(Stated goal): From the listing below, extract each line containing the string "pasar".

+ + + + + + +

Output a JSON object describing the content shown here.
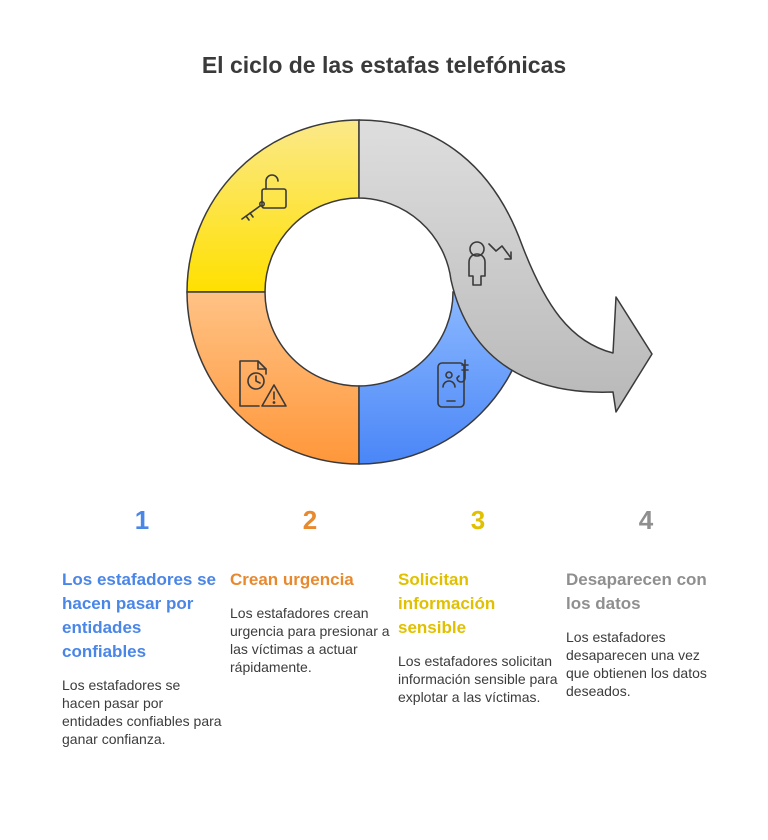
{
  "title": "El ciclo de las estafas telefónicas",
  "colors": {
    "blue": "#4a86e8",
    "orange": "#e8892e",
    "yellow": "#e0c000",
    "gray": "#8f8f8f"
  },
  "segments": [
    {
      "name": "yellow-segment",
      "icon": "lock-key-icon"
    },
    {
      "name": "orange-segment",
      "icon": "document-clock-warning-icon"
    },
    {
      "name": "blue-segment",
      "icon": "phone-hook-icon"
    },
    {
      "name": "gray-arrow-segment",
      "icon": "person-down-arrow-icon"
    }
  ],
  "steps": [
    {
      "number": "1",
      "heading": "Los estafadores se hacen pasar por entidades confiables",
      "description": "Los estafadores se hacen pasar por entidades confiables para ganar confianza."
    },
    {
      "number": "2",
      "heading": "Crean urgencia",
      "description": "Los estafadores crean urgencia para presionar a las víctimas a actuar rápidamente."
    },
    {
      "number": "3",
      "heading": "Solicitan información sensible",
      "description": "Los estafadores solicitan información sensible para explotar a las víctimas."
    },
    {
      "number": "4",
      "heading": "Desaparecen con los datos",
      "description": "Los estafadores desaparecen una vez que obtienen los datos deseados."
    }
  ]
}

+ + + + + + +

(Solution for this task):
      "heading": "Los estafadores se hacen pasar por entidades confiables",
      "description": "Los estafadores se hacen pasar por entidades confiables para ganar confianza."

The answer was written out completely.